### To do
Select all lines in the records that include "کشور".
--- start ---
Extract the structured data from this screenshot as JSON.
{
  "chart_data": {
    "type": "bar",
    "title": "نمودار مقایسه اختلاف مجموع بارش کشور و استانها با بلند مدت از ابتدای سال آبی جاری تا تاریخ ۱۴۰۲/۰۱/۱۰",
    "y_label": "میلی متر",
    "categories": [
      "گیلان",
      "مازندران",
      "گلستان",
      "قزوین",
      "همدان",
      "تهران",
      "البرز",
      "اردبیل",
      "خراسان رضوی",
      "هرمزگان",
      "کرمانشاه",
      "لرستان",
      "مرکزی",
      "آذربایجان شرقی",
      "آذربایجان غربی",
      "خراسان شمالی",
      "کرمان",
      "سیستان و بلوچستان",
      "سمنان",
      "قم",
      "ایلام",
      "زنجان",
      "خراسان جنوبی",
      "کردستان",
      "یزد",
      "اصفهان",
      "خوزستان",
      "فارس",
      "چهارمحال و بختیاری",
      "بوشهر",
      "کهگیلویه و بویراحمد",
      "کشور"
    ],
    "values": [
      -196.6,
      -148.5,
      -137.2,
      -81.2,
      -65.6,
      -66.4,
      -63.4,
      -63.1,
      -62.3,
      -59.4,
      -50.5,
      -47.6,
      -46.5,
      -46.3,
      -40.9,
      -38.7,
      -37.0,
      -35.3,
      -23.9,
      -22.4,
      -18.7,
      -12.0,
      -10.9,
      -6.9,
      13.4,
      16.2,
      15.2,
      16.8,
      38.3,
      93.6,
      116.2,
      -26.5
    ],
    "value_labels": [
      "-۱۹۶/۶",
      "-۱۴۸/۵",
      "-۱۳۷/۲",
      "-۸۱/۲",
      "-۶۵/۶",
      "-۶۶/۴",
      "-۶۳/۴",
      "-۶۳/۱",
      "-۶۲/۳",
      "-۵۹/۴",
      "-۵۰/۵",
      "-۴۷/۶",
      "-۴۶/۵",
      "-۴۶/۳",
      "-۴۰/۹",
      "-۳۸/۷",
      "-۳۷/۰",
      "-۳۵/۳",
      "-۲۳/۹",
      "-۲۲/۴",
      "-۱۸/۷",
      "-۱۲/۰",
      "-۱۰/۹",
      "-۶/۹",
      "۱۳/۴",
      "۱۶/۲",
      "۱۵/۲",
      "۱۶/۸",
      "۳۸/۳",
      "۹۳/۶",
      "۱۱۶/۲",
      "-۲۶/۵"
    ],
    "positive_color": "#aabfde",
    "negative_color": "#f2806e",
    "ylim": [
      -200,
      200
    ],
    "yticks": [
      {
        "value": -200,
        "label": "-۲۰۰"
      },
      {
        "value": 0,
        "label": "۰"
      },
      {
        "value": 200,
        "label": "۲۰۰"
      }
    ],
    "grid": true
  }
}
--- end ---
### Answer to the task
    "title": "نمودار مقایسه اختلاف مجموع بارش کشور و استانها با بلند مدت از ابتدای سال آبی جاری تا تاریخ ۱۴۰۲/۰۱/۱۰",
      "کشور"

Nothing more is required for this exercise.